## Start Provided information
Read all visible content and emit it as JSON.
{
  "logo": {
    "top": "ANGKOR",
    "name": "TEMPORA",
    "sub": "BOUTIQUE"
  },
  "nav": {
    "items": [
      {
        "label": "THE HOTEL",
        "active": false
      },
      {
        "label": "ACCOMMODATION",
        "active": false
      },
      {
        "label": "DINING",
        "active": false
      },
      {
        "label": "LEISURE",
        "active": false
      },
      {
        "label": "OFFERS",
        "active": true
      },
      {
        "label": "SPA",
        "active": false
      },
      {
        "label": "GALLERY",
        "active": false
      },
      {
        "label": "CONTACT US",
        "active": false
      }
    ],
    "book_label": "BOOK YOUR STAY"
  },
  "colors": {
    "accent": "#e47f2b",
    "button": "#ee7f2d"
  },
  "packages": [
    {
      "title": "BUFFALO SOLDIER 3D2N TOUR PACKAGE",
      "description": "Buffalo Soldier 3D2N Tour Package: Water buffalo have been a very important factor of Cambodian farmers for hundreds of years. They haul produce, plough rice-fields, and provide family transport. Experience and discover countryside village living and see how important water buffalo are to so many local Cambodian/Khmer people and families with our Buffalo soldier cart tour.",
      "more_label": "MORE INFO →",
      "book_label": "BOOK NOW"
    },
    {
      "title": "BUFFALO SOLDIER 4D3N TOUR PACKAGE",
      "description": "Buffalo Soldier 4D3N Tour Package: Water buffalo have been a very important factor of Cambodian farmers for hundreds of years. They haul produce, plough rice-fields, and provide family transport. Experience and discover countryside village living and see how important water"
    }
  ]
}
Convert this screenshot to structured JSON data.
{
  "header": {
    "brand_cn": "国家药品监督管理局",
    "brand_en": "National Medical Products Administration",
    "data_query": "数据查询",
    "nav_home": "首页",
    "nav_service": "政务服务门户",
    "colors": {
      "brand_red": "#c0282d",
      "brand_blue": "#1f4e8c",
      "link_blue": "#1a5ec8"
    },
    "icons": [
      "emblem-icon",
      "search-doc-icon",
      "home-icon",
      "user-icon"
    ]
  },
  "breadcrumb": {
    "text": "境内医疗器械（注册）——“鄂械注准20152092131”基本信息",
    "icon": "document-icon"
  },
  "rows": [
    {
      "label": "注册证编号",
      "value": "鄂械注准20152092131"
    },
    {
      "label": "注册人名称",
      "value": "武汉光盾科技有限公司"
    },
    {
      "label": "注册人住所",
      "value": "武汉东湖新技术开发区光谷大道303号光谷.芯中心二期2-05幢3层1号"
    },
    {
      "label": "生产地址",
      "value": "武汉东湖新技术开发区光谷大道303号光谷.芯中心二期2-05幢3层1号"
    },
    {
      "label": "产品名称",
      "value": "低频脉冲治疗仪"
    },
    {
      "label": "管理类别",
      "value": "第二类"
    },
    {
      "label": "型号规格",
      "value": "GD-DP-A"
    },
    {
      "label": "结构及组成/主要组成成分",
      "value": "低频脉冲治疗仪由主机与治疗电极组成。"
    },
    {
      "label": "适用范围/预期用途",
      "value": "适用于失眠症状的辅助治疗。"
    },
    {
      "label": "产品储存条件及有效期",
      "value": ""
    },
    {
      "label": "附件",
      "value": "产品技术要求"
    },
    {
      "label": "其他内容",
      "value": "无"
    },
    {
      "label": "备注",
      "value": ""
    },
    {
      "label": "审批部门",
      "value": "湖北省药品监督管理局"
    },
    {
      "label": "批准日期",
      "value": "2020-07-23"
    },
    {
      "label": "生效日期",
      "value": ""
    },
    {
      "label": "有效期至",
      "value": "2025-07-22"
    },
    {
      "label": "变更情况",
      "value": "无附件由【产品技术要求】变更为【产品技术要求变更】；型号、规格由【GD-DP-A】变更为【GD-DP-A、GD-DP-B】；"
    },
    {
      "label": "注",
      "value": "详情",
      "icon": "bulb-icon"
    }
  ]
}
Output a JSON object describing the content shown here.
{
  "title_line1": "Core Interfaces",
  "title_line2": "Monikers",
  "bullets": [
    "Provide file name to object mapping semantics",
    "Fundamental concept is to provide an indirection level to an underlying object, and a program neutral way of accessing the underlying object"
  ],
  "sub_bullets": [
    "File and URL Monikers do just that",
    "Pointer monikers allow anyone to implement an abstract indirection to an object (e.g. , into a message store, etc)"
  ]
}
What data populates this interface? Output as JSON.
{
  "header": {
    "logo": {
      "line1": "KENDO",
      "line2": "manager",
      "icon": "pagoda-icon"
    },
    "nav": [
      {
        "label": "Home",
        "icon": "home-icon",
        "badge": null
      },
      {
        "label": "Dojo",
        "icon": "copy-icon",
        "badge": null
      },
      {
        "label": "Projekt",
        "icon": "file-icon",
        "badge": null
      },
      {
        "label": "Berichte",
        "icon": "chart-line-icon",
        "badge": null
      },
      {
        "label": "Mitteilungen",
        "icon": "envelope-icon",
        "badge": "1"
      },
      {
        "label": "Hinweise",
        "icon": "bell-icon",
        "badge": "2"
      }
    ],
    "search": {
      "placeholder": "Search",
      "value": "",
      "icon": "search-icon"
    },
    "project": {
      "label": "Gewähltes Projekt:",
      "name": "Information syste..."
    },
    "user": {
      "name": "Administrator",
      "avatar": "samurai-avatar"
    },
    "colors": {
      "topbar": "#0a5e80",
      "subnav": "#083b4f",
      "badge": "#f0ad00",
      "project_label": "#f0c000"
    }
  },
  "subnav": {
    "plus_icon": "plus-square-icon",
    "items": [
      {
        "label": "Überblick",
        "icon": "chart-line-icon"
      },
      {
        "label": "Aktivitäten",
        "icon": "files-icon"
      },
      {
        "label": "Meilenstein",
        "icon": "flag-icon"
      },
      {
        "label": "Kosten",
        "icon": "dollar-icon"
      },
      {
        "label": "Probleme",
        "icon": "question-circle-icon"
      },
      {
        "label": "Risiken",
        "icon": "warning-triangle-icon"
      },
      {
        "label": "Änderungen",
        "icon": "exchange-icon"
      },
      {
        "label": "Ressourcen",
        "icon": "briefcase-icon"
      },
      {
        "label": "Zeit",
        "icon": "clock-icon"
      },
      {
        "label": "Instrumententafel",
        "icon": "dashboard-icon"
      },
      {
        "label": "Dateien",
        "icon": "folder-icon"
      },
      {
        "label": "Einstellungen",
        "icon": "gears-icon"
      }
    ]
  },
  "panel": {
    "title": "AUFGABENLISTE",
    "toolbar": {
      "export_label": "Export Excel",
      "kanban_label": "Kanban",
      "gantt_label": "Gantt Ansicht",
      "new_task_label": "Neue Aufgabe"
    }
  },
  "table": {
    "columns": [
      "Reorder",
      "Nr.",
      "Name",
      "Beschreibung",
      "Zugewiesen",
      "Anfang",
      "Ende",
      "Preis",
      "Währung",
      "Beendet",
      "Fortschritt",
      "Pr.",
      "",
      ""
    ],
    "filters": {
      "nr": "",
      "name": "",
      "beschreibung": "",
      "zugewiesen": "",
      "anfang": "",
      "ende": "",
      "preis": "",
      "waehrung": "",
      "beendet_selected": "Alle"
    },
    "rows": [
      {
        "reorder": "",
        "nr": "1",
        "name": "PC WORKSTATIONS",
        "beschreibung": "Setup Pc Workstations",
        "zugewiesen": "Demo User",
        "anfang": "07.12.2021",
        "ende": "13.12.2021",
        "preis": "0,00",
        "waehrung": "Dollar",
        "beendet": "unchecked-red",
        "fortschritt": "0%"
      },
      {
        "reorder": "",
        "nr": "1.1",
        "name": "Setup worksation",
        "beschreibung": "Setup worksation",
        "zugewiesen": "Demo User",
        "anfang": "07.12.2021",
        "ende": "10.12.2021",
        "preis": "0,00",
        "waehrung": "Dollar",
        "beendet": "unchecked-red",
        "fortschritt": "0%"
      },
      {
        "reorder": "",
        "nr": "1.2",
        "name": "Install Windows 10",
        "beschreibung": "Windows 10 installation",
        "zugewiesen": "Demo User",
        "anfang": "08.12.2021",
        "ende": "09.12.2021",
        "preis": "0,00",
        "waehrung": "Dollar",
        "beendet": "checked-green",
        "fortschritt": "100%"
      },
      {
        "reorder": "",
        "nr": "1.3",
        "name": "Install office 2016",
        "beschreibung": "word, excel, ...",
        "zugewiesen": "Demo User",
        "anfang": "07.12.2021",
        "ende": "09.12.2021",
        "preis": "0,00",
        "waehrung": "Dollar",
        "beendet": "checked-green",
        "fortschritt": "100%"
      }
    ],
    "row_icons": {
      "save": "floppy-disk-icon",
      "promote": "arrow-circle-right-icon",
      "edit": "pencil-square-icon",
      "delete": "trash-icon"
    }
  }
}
## End Provided information
### Work to be completed:
Select every line in the material above where the string "farmers" occurs, and copy it.

### Task solution:
      "description": "Buffalo Soldier 3D2N Tour Package: Water buffalo have been a very important factor of Cambodian farmers for hundreds of years. They haul produce, plough rice-fields, and provide family transport. Experience and discover countryside village living and see how important water buffalo are to so many local Cambodian/Khmer people and families with our Buffalo soldier cart tour.",
      "description": "Buffalo Soldier 4D3N Tour Package: Water buffalo have been a very important factor of Cambodian farmers for hundreds of years. They haul produce, plough rice-fields, and provide family transport. Experience and discover countryside village living and see how important water"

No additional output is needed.